» EXERCISE:
Report how many lines in the records hold the string "العدد"; give the number and nothing else.

» THE INPUT:

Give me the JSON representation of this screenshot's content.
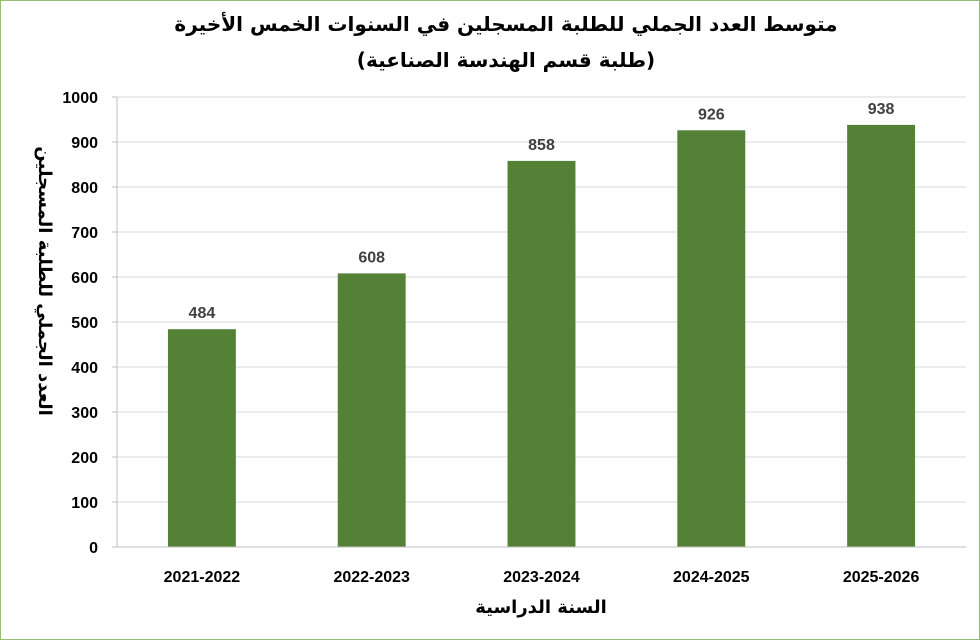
{
  "chart_data": {
    "type": "bar",
    "title": "متوسط العدد الجملي للطلبة المسجلين في السنوات الخمس الأخيرة",
    "subtitle": "(طلبة قسم الهندسة الصناعية)",
    "xlabel": "السنة الدراسية",
    "ylabel": "العدد الجملي للطلبة المسجلين",
    "categories": [
      "2021-2022",
      "2022-2023",
      "2023-2024",
      "2024-2025",
      "2025-2026"
    ],
    "values": [
      484,
      608,
      858,
      926,
      938
    ],
    "ylim": [
      0,
      1000
    ],
    "yticks": [
      0,
      100,
      200,
      300,
      400,
      500,
      600,
      700,
      800,
      900,
      1000
    ],
    "grid": true,
    "legend": "none",
    "bar_color": "#538135",
    "data_labels": true
  }
}
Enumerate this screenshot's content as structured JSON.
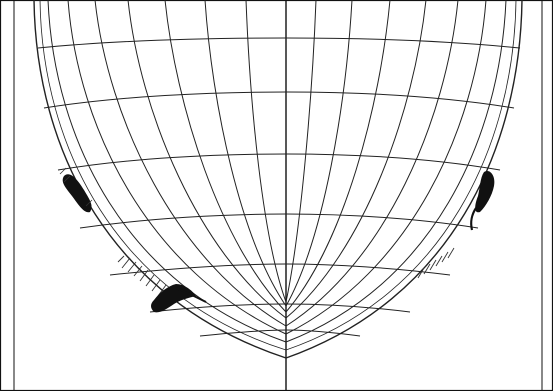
{
  "figure": {
    "description_visible_text": "",
    "colors": {
      "background": "#ffffff",
      "ink": "#111111",
      "grid": "#222222",
      "hatch": "#333333"
    },
    "grid_labels": []
  }
}
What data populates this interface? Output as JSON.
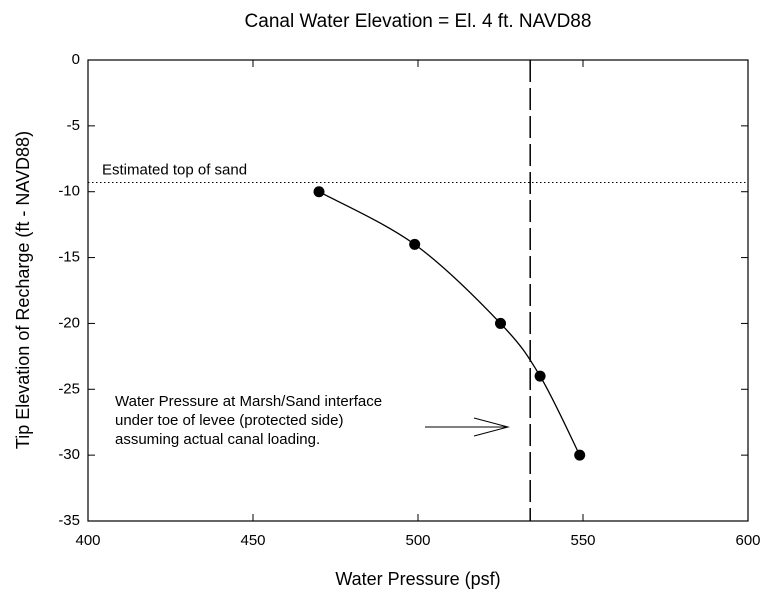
{
  "chart_data": {
    "type": "line",
    "title": "Canal Water Elevation = El. 4 ft. NAVD88",
    "x_label": "Water Pressure (psf)",
    "y_label": "Tip Elevation of Recharge (ft - NAVD88)",
    "x": [
      470,
      499,
      525,
      537,
      549
    ],
    "series": [
      {
        "color": "#000000",
        "values": [
          -10,
          -14,
          -20,
          -24,
          -30
        ]
      }
    ],
    "xlim": [
      400,
      600
    ],
    "xticks": [
      400,
      450,
      500,
      550,
      600
    ],
    "ylim": [
      -35,
      0
    ],
    "yticks": [
      0,
      -5,
      -10,
      -15,
      -20,
      -25,
      -30,
      -35
    ],
    "hline": {
      "value": -9.3,
      "label": "Estimated top of sand"
    },
    "vline": {
      "value": 534
    },
    "annotation": [
      "Water Pressure at Marsh/Sand interface",
      "under toe of levee (protected side)",
      "assuming actual canal loading."
    ]
  }
}
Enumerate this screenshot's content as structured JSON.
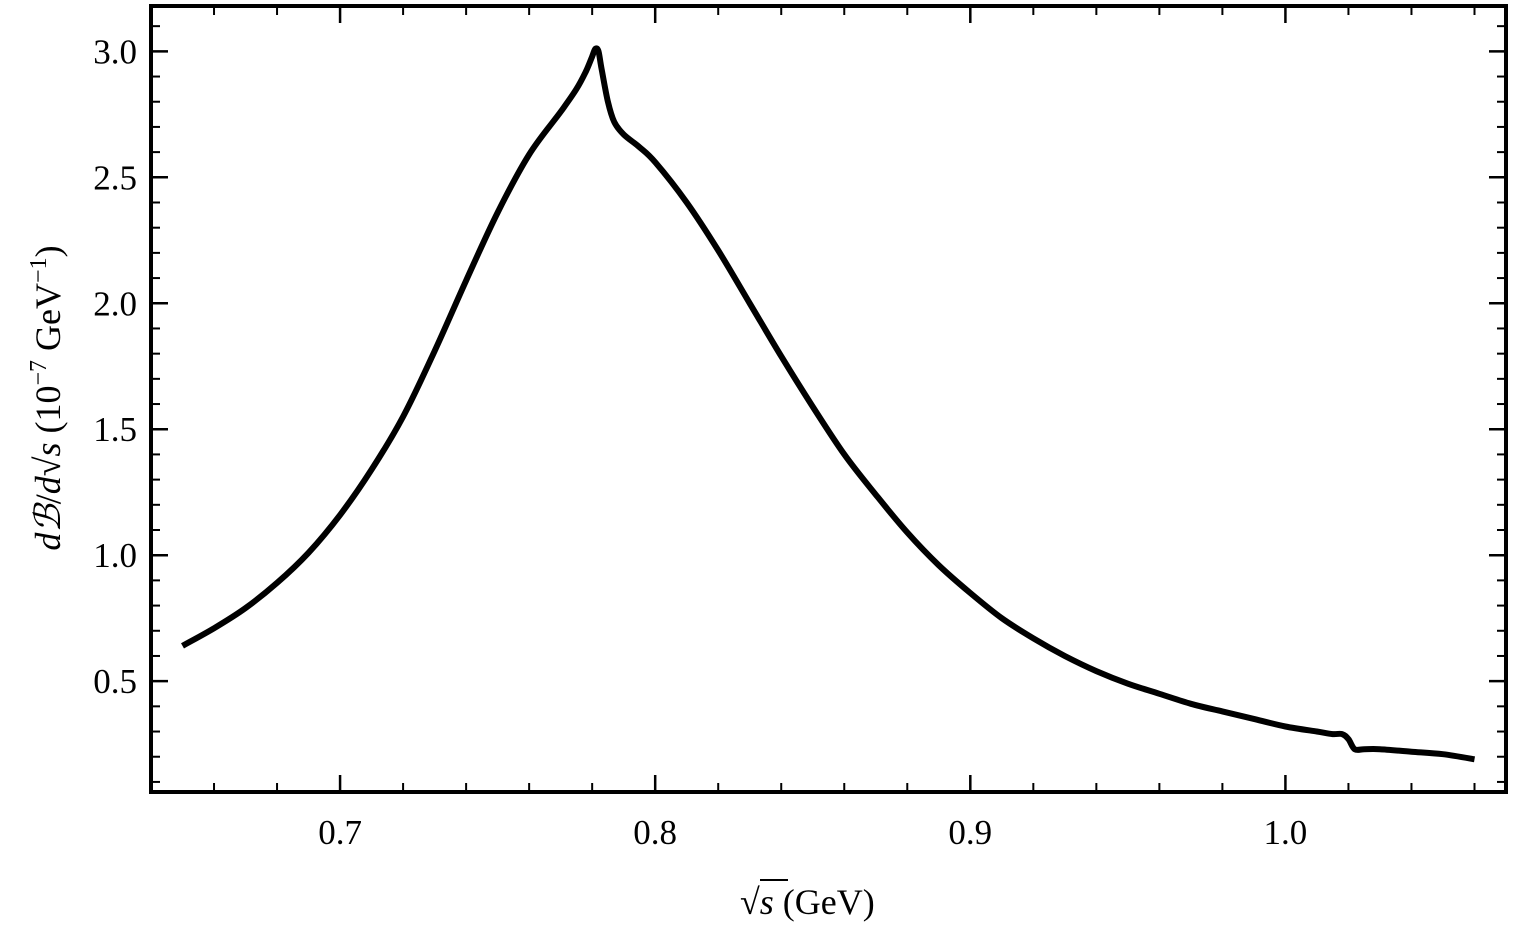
{
  "chart_data": {
    "type": "line",
    "title": "",
    "xlabel": {
      "radical": "√",
      "variable": "s",
      "unit": " (GeV)"
    },
    "ylabel": {
      "prefix_d": "d",
      "prefix_B": "ℬ",
      "slash": "/",
      "d2": "d",
      "radical": "√",
      "variable": "s",
      "unit_open": " (10",
      "unit_exp1": "−7",
      "unit_mid": " GeV",
      "unit_exp2": "−1",
      "unit_close": ")"
    },
    "xlim": [
      0.64,
      1.07
    ],
    "ylim": [
      0.06,
      3.18
    ],
    "x_ticks": [
      0.7,
      0.8,
      0.9,
      1.0
    ],
    "x_tick_labels": [
      "0.7",
      "0.8",
      "0.9",
      "1.0"
    ],
    "y_ticks": [
      0.5,
      1.0,
      1.5,
      2.0,
      2.5,
      3.0
    ],
    "y_tick_labels": [
      "0.5",
      "1.0",
      "1.5",
      "2.0",
      "2.5",
      "3.0"
    ],
    "x_minor_step": 0.02,
    "y_minor_step": 0.1,
    "grid": false,
    "legend": "none",
    "series": [
      {
        "color": "#000000",
        "x": [
          0.65,
          0.66,
          0.67,
          0.68,
          0.69,
          0.7,
          0.71,
          0.72,
          0.73,
          0.74,
          0.75,
          0.76,
          0.77,
          0.775,
          0.778,
          0.78,
          0.781,
          0.782,
          0.783,
          0.785,
          0.787,
          0.79,
          0.795,
          0.8,
          0.81,
          0.82,
          0.83,
          0.84,
          0.85,
          0.86,
          0.87,
          0.88,
          0.89,
          0.9,
          0.91,
          0.92,
          0.93,
          0.94,
          0.95,
          0.96,
          0.97,
          0.98,
          0.99,
          1.0,
          1.01,
          1.015,
          1.018,
          1.02,
          1.022,
          1.025,
          1.03,
          1.04,
          1.05,
          1.06
        ],
        "y": [
          0.64,
          0.71,
          0.79,
          0.89,
          1.01,
          1.16,
          1.34,
          1.55,
          1.81,
          2.09,
          2.36,
          2.59,
          2.76,
          2.85,
          2.92,
          2.98,
          3.01,
          3.0,
          2.93,
          2.8,
          2.72,
          2.67,
          2.62,
          2.56,
          2.4,
          2.21,
          2.0,
          1.79,
          1.59,
          1.4,
          1.24,
          1.09,
          0.96,
          0.85,
          0.75,
          0.67,
          0.6,
          0.54,
          0.49,
          0.45,
          0.41,
          0.38,
          0.35,
          0.32,
          0.3,
          0.29,
          0.29,
          0.27,
          0.23,
          0.23,
          0.23,
          0.22,
          0.21,
          0.19
        ]
      }
    ]
  }
}
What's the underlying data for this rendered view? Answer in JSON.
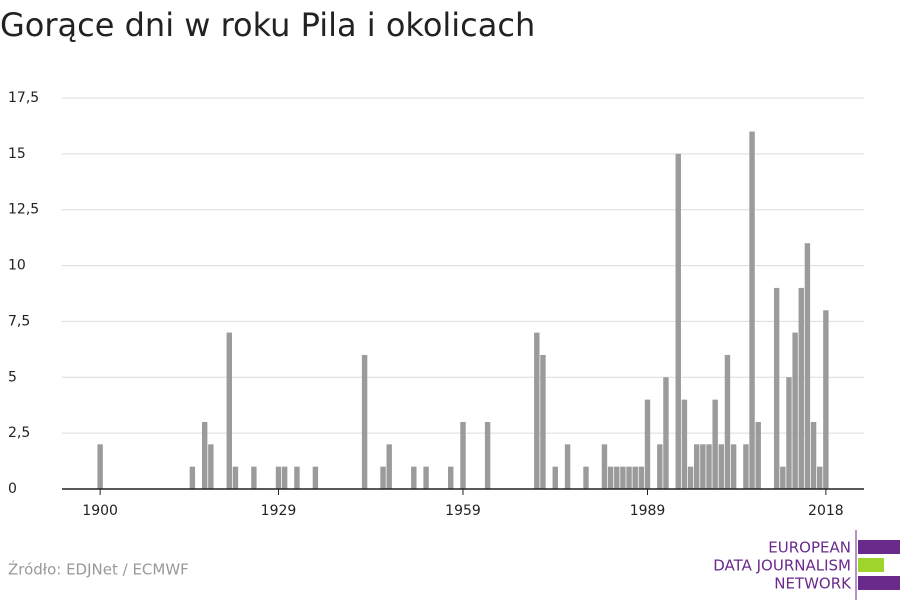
{
  "chart_data": {
    "type": "bar",
    "title": "Gorące dni w roku Pila i okolicach",
    "source": "Źródło: EDJNet / ECMWF",
    "logo": [
      "EUROPEAN",
      "DATA JOURNALISM",
      "NETWORK"
    ],
    "color": "#9b9b9b",
    "grid": true,
    "x": [
      1900,
      1915,
      1917,
      1918,
      1921,
      1922,
      1925,
      1929,
      1930,
      1932,
      1935,
      1943,
      1946,
      1947,
      1951,
      1953,
      1957,
      1959,
      1963,
      1971,
      1972,
      1974,
      1976,
      1979,
      1982,
      1983,
      1984,
      1985,
      1986,
      1987,
      1988,
      1989,
      1991,
      1992,
      1994,
      1995,
      1996,
      1997,
      1998,
      1999,
      2000,
      2001,
      2002,
      2003,
      2005,
      2006,
      2007,
      2010,
      2011,
      2012,
      2013,
      2014,
      2015,
      2016,
      2017,
      2018
    ],
    "values": [
      2,
      1,
      3,
      2,
      7,
      1,
      1,
      1,
      1,
      1,
      1,
      6,
      1,
      2,
      1,
      1,
      1,
      3,
      3,
      7,
      6,
      1,
      2,
      1,
      2,
      1,
      1,
      1,
      1,
      1,
      1,
      4,
      2,
      5,
      15,
      4,
      1,
      2,
      2,
      2,
      4,
      2,
      6,
      2,
      2,
      16,
      3,
      9,
      1,
      5,
      7,
      9,
      11,
      3,
      1,
      8
    ],
    "xlim": [
      1893.8,
      2024.2
    ],
    "xticks": [
      1900,
      1929,
      1959,
      1989,
      2018
    ],
    "ylim": [
      0,
      17.5
    ],
    "yticks": [
      0,
      {
        "value": 2.5,
        "label": "2,5"
      },
      5,
      {
        "value": 7.5,
        "label": "7,5"
      },
      10,
      {
        "value": 12.5,
        "label": "12,5"
      },
      15,
      {
        "value": 17.5,
        "label": "17,5"
      }
    ]
  }
}
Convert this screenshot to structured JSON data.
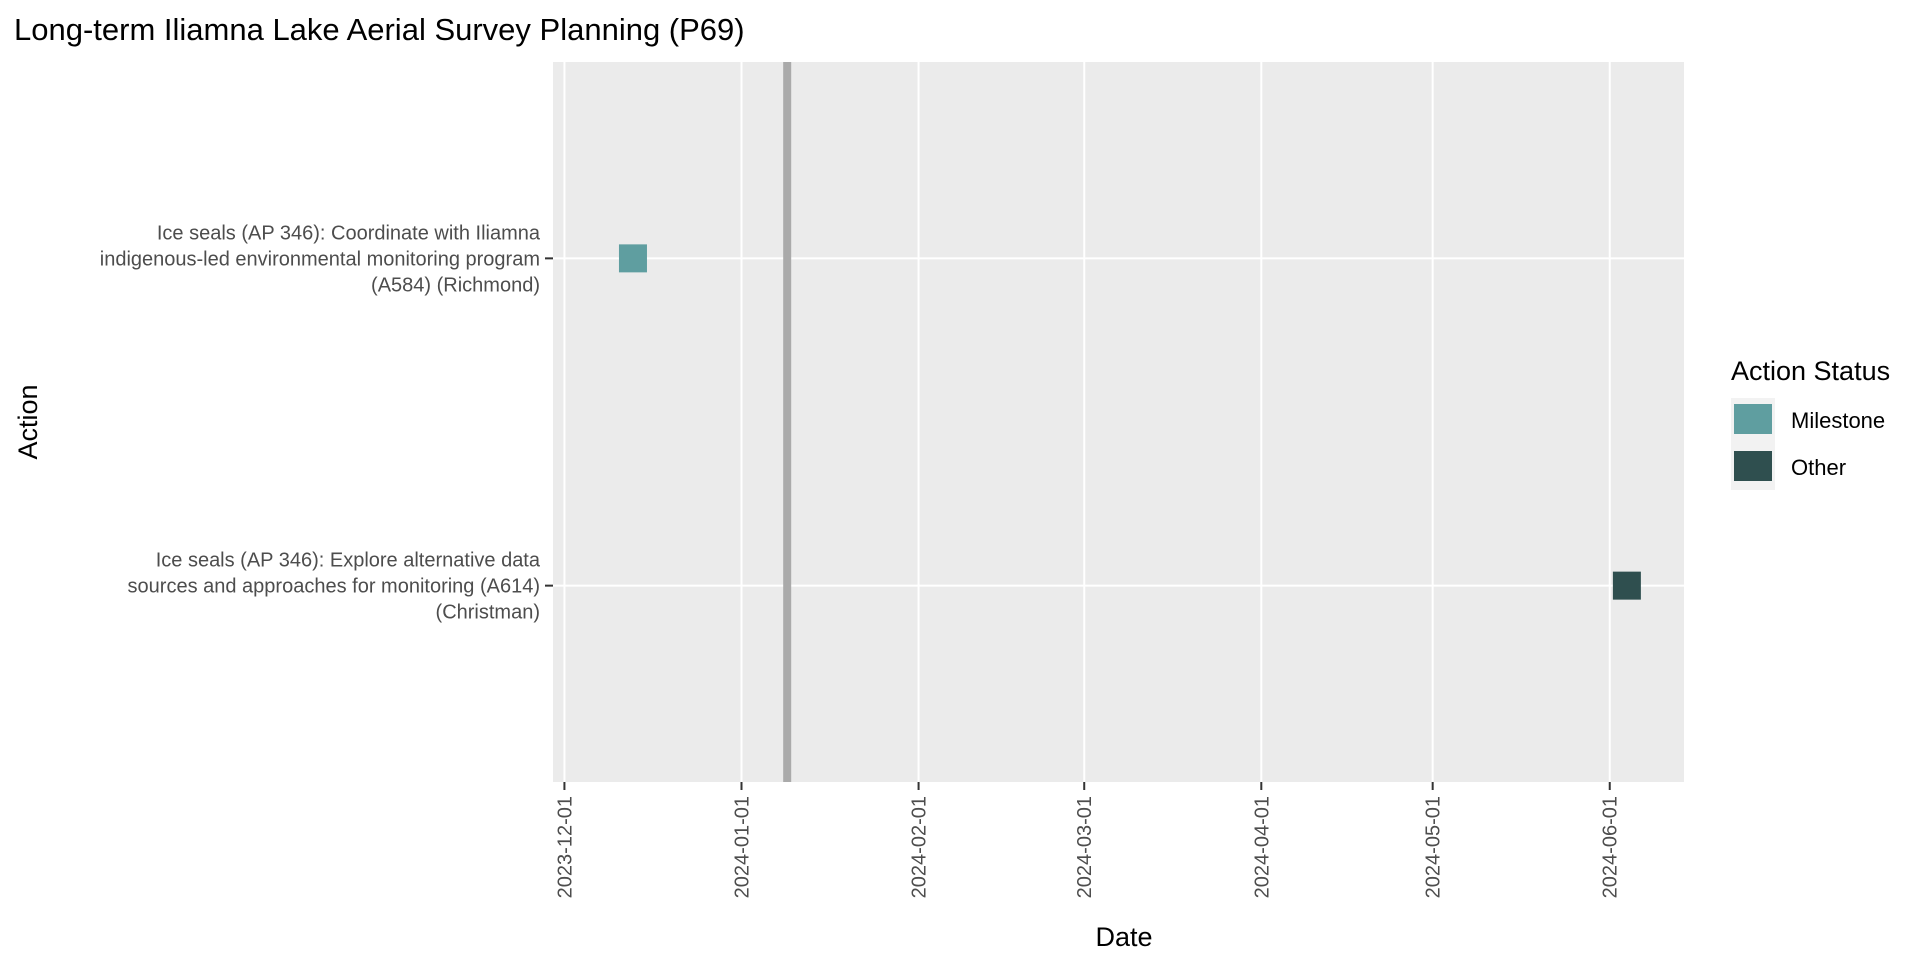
{
  "chart_data": {
    "type": "timeline",
    "title": "Long-term Iliamna Lake Aerial Survey Planning (P69)",
    "xlabel": "Date",
    "ylabel": "Action",
    "xlim": [
      "2023-11-29",
      "2024-06-14"
    ],
    "x_ticks": [
      "2023-12-01",
      "2024-01-01",
      "2024-02-01",
      "2024-03-01",
      "2024-04-01",
      "2024-05-01",
      "2024-06-01"
    ],
    "reference_line": {
      "date": "2024-01-09",
      "color": "#aaaaaa"
    },
    "categories": [
      {
        "lines": [
          "Ice seals (AP 346): Coordinate with Iliamna",
          "indigenous-led environmental monitoring program",
          "(A584) (Richmond)"
        ]
      },
      {
        "lines": [
          "Ice seals (AP 346): Explore alternative data",
          "sources and approaches for monitoring (A614)",
          "(Christman)"
        ]
      }
    ],
    "points": [
      {
        "category_index": 0,
        "date": "2023-12-13",
        "status": "Milestone"
      },
      {
        "category_index": 1,
        "date": "2024-06-04",
        "status": "Other"
      }
    ],
    "legend": {
      "title": "Action Status",
      "position": "right",
      "items": [
        {
          "label": "Milestone",
          "color": "#5f9ea0"
        },
        {
          "label": "Other",
          "color": "#2f4f4f"
        }
      ]
    },
    "grid": true,
    "panel_color": "#ebebeb",
    "grid_color": "#ffffff"
  }
}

» RESPONSE BELOW:
2